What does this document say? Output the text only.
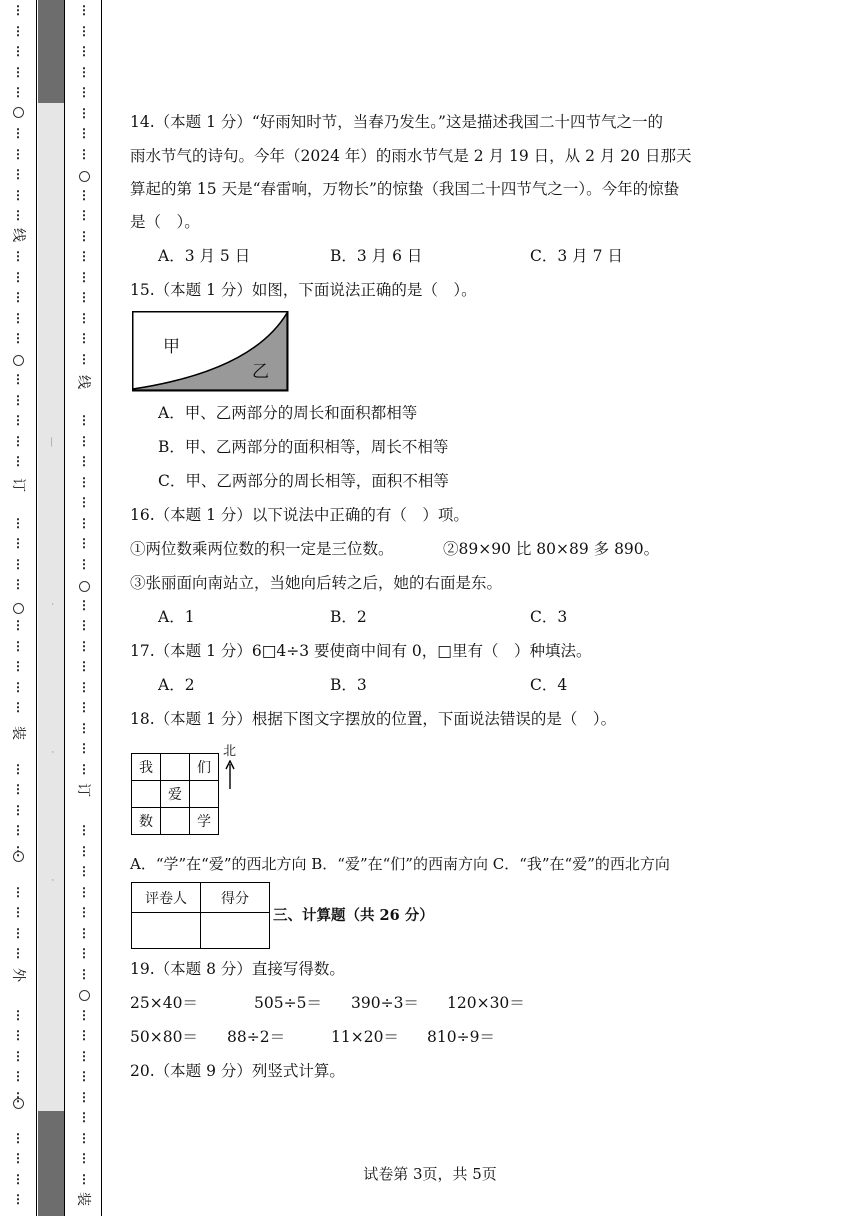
⋮
⋮
⋮
⋮
⋮
⋮
⋮
⋮
⋮
⋮
⋮
⋮
⋮
⋮
⋮
⋮
⋮
⋮
⋮
⋮
⋮
⋮
⋮
⋮
⋮
⋮
⋮
⋮
⋮
⋮
⋮
⋮
⋮
⋮
⋮
⋮
⋮
⋮
⋮
⋮
⋮
⋮
⋮
⋮
⋮
⋮
⋮
线
订
装
外
—
·
·
·
⋮
⋮
⋮
⋮
⋮
⋮
⋮
⋮
⋮
⋮
⋮
⋮
⋮
⋮
⋮
⋮
⋮
⋮
⋮
⋮
⋮
⋮
⋮
⋮
⋮
⋮
⋮
⋮
⋮
⋮
⋮
⋮
⋮
⋮
⋮
⋮
⋮
⋮
⋮
⋮
⋮
⋮
⋮
⋮
⋮
⋮
⋮
⋮
⋮
⋮
⋮
线
订
装
14.（本题 1 分）“好雨知时节，当春乃发生。”这是描述我国二十四节气之一的
雨水节气的诗句。今年（2024 年）的雨水节气是 2 月 19 日，从 2 月 20 日那天
算起的第 15 天是“春雷响，万物长”的惊蛰（我国二十四节气之一）。今年的惊蛰
是（　）。
A．3 月 5 日	B．3 月 6 日	C．3 月 7 日
15.（本题 1 分）如图，下面说法正确的是（　）。
甲
乙
A．甲、乙两部分的周长和面积都相等
B．甲、乙两部分的面积相等，周长不相等
C．甲、乙两部分的周长相等，面积不相等
16.（本题 1 分）以下说法中正确的有（　）项。
①两位数乘两位数的积一定是三位数。	②89×90 比 80×89 多 890。
③张丽面向南站立，当她向后转之后，她的右面是东。
A．1	B．2	C．3
17.（本题 1 分）6□4÷3 要使商中间有 0，□里有（　）种填法。
A．2	B．3	C．4
18.（本题 1 分）根据下图文字摆放的位置，下面说法错误的是（　）。
我		们
	爱	
数		学
北
A．“学”在“爱”的西北方向 B．“爱”在“们”的西南方向 C．“我”在“爱”的西北方向
评卷人	得分

三、计算题（共 26 分）
19.（本题 8 分）直接写得数。
25×40＝	505÷5＝ 390÷3＝ 120×30＝
50×80＝ 88÷2＝	11×20＝ 810÷9＝
20.（本题 9 分）列竖式计算。
试卷第 3页，共 5页
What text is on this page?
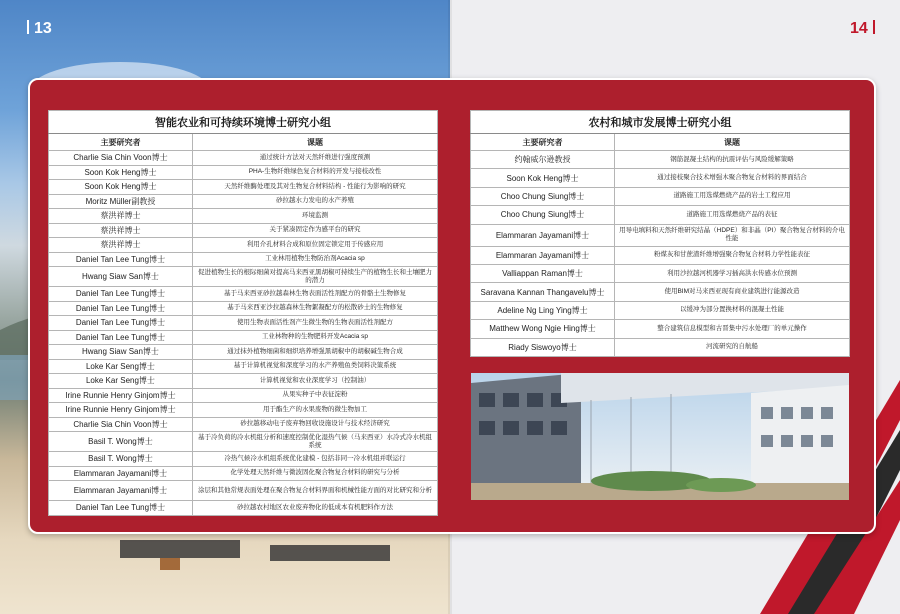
13	14
智能农业和可持续环境博士研究小组	
主要研究者	课题
Charlie Sia Chin Voon博士	通过统计方法对天然纤维进行强度预测
Soon Kok Heng博士	PHA-生物纤维绿色复合材料的开发与接枝改性
Soon Kok Heng博士	天然纤维酶处理及其对生物复合材料结构 - 性能行为影响的研究
Moritz Müller副教授	砂拉越水力发电的水产养殖
蔡洪祥博士	环境监测
蔡洪祥博士	关于紧凑固定作为感平台的研究
蔡洪祥博士	利用介孔材料合成和原位固定锁定用于传感应用
Daniel Tan Lee Tung博士	工业林用植物生物防治剂Acacia sp
Hwang Siaw San博士	促进植物生长的根际细菌对提高马来西亚黑胡椒可持续生产的植物生长和土壤肥力的潜力
Daniel Tan Lee Tung博士	基于马来西亚砂拉越森林生物表面活性剂配方的骨骼土生物修复
Daniel Tan Lee Tung博士	基于马来西亚沙拉越森林生物絮凝配方的松散砂土的生物修复
Daniel Tan Lee Tung博士	使用生物表面活性剂产生微生物的生物表面活性剂配方
Daniel Tan Lee Tung博士	工业林物种的生物肥料开发Acacia sp
Hwang Siaw San博士	通过抹外植物细菌和细织培养增强黑胡椒中的胡椒碱生物合成
Loke Kar Seng博士	基于计算机视觉和深度学习的水产养殖鱼类饲料决策系统
Loke Kar Seng博士	计算机视觉和农业深度学习（控制油）
Irine Runnie Henry Ginjom博士	从果实种子中表征淀粉
Irine Runnie Henry Ginjom博士	用于酯生产的水果废物的微生物加工
Charlie Sia Chin Voon博士	砂拉越移动电子废弃物回收设施设计与技术经济研究
Basil T. Wong博士	基于冷负荷的冷水机组分析和速度控制优化湿热气候（马来西亚）水冷式冷水机组系统
Basil T. Wong博士	冷热气候冷水机组系统优化建模 - 包括非同一冷水机组并联运行
Elammaran Jayamani博士	化学处理天然纤维与微波固化聚合物复合材料的研究与分析
Elammaran Jayamani博士	涂层和其他常规表面处理在聚合物复合材料界面和机械性能方面的对比研究和分析
Daniel Tan Lee Tung博士	砂拉越农村地区农业废弃物化的低成本有机肥料作方法
农村和城市发展博士研究小组	
主要研究者	课题
约翰威尔逊教授	钢筋混凝土结构的抗震评估与风险缓解策略
Soon Kok Heng博士	通过接枝聚合技术增强木聚合物复合材料的界面结合
Choo Chung Siung博士	道路施工用选煤燃烧产品的岩土工程应用
Choo Chung Siung博士	道路施工用选煤燃烧产品的表征
Elammaran Jayamani博士	用导电填料和天然纤维研究结晶（HDPE）和非晶（PI）聚合物复合材料的介电性能
Elammaran Jayamani博士	粉煤灰和甘蔗渣纤维增强聚合物复合材料力学性能表征
Valliappan Raman博士	利用沙拉越河机器学习插高洪水传感水位预测
Saravana Kannan Thangavelu博士	使用BIM对马来西亚现有商业建筑进行能源改造
Adeline Ng Ling Ying博士	以缓冲为部分置换材料的混凝土性能
Matthew Wong Ngie Hing博士	整合建筑信息模型和古晋集中污水处理厂的单元操作
Riady Siswoyo博士	河流研究的自航船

• Requirements: All the material shown above is to be copied exactly, with no pictures carried over.

• Full solution:
What does this document say? Output the text only.
⋮
⋮
⋮
⋮
⋮
⋮
⋮
⋮
⋮
⋮
⋮
⋮
⋮
⋮
⋮
⋮
⋮
⋮
⋮
⋮
⋮
⋮
⋮
⋮
⋮
⋮
⋮
⋮
⋮
⋮
⋮
⋮
⋮
⋮
⋮
⋮
⋮
⋮
⋮
⋮
⋮
⋮
⋮
⋮
⋮
⋮
⋮
线
订
装
外
—
·
·
·
⋮
⋮
⋮
⋮
⋮
⋮
⋮
⋮
⋮
⋮
⋮
⋮
⋮
⋮
⋮
⋮
⋮
⋮
⋮
⋮
⋮
⋮
⋮
⋮
⋮
⋮
⋮
⋮
⋮
⋮
⋮
⋮
⋮
⋮
⋮
⋮
⋮
⋮
⋮
⋮
⋮
⋮
⋮
⋮
⋮
⋮
⋮
⋮
⋮
⋮
⋮
线
订
装
14.（本题 1 分）“好雨知时节，当春乃发生。”这是描述我国二十四节气之一的
雨水节气的诗句。今年（2024 年）的雨水节气是 2 月 19 日，从 2 月 20 日那天
算起的第 15 天是“春雷响，万物长”的惊蛰（我国二十四节气之一）。今年的惊蛰
是（　）。
A．3 月 5 日	B．3 月 6 日	C．3 月 7 日
15.（本题 1 分）如图，下面说法正确的是（　）。
甲
乙
A．甲、乙两部分的周长和面积都相等
B．甲、乙两部分的面积相等，周长不相等
C．甲、乙两部分的周长相等，面积不相等
16.（本题 1 分）以下说法中正确的有（　）项。
①两位数乘两位数的积一定是三位数。	②89×90 比 80×89 多 890。
③张丽面向南站立，当她向后转之后，她的右面是东。
A．1	B．2	C．3
17.（本题 1 分）6□4÷3 要使商中间有 0，□里有（　）种填法。
A．2	B．3	C．4
18.（本题 1 分）根据下图文字摆放的位置，下面说法错误的是（　）。
我		们
	爱	
数		学
北
A．“学”在“爱”的西北方向 B．“爱”在“们”的西南方向 C．“我”在“爱”的西北方向
评卷人	得分

三、计算题（共 26 分）
19.（本题 8 分）直接写得数。
25×40＝	505÷5＝ 390÷3＝ 120×30＝
50×80＝ 88÷2＝	11×20＝ 810÷9＝
20.（本题 9 分）列竖式计算。
试卷第 3页，共 5页
What text is on this page?
13	14
智能农业和可持续环境博士研究小组	
主要研究者	课题
Charlie Sia Chin Voon博士	通过统计方法对天然纤维进行强度预测
Soon Kok Heng博士	PHA-生物纤维绿色复合材料的开发与接枝改性
Soon Kok Heng博士	天然纤维酶处理及其对生物复合材料结构 - 性能行为影响的研究
Moritz Müller副教授	砂拉越水力发电的水产养殖
蔡洪祥博士	环境监测
蔡洪祥博士	关于紧凑固定作为感平台的研究
蔡洪祥博士	利用介孔材料合成和原位固定锁定用于传感应用
Daniel Tan Lee Tung博士	工业林用植物生物防治剂Acacia sp
Hwang Siaw San博士	促进植物生长的根际细菌对提高马来西亚黑胡椒可持续生产的植物生长和土壤肥力的潜力
Daniel Tan Lee Tung博士	基于马来西亚砂拉越森林生物表面活性剂配方的骨骼土生物修复
Daniel Tan Lee Tung博士	基于马来西亚沙拉越森林生物絮凝配方的松散砂土的生物修复
Daniel Tan Lee Tung博士	使用生物表面活性剂产生微生物的生物表面活性剂配方
Daniel Tan Lee Tung博士	工业林物种的生物肥料开发Acacia sp
Hwang Siaw San博士	通过抹外植物细菌和细织培养增强黑胡椒中的胡椒碱生物合成
Loke Kar Seng博士	基于计算机视觉和深度学习的水产养殖鱼类饲料决策系统
Loke Kar Seng博士	计算机视觉和农业深度学习（控制油）
Irine Runnie Henry Ginjom博士	从果实种子中表征淀粉
Irine Runnie Henry Ginjom博士	用于酯生产的水果废物的微生物加工
Charlie Sia Chin Voon博士	砂拉越移动电子废弃物回收设施设计与技术经济研究
Basil T. Wong博士	基于冷负荷的冷水机组分析和速度控制优化湿热气候（马来西亚）水冷式冷水机组系统
Basil T. Wong博士	冷热气候冷水机组系统优化建模 - 包括非同一冷水机组并联运行
Elammaran Jayamani博士	化学处理天然纤维与微波固化聚合物复合材料的研究与分析
Elammaran Jayamani博士	涂层和其他常规表面处理在聚合物复合材料界面和机械性能方面的对比研究和分析
Daniel Tan Lee Tung博士	砂拉越农村地区农业废弃物化的低成本有机肥料作方法
农村和城市发展博士研究小组	
主要研究者	课题
约翰威尔逊教授	钢筋混凝土结构的抗震评估与风险缓解策略
Soon Kok Heng博士	通过接枝聚合技术增强木聚合物复合材料的界面结合
Choo Chung Siung博士	道路施工用选煤燃烧产品的岩土工程应用
Choo Chung Siung博士	道路施工用选煤燃烧产品的表征
Elammaran Jayamani博士	用导电填料和天然纤维研究结晶（HDPE）和非晶（PI）聚合物复合材料的介电性能
Elammaran Jayamani博士	粉煤灰和甘蔗渣纤维增强聚合物复合材料力学性能表征
Valliappan Raman博士	利用沙拉越河机器学习插高洪水传感水位预测
Saravana Kannan Thangavelu博士	使用BIM对马来西亚现有商业建筑进行能源改造
Adeline Ng Ling Ying博士	以缓冲为部分置换材料的混凝土性能
Matthew Wong Ngie Hing博士	整合建筑信息模型和古晋集中污水处理厂的单元操作
Riady Siswoyo博士	河流研究的自航船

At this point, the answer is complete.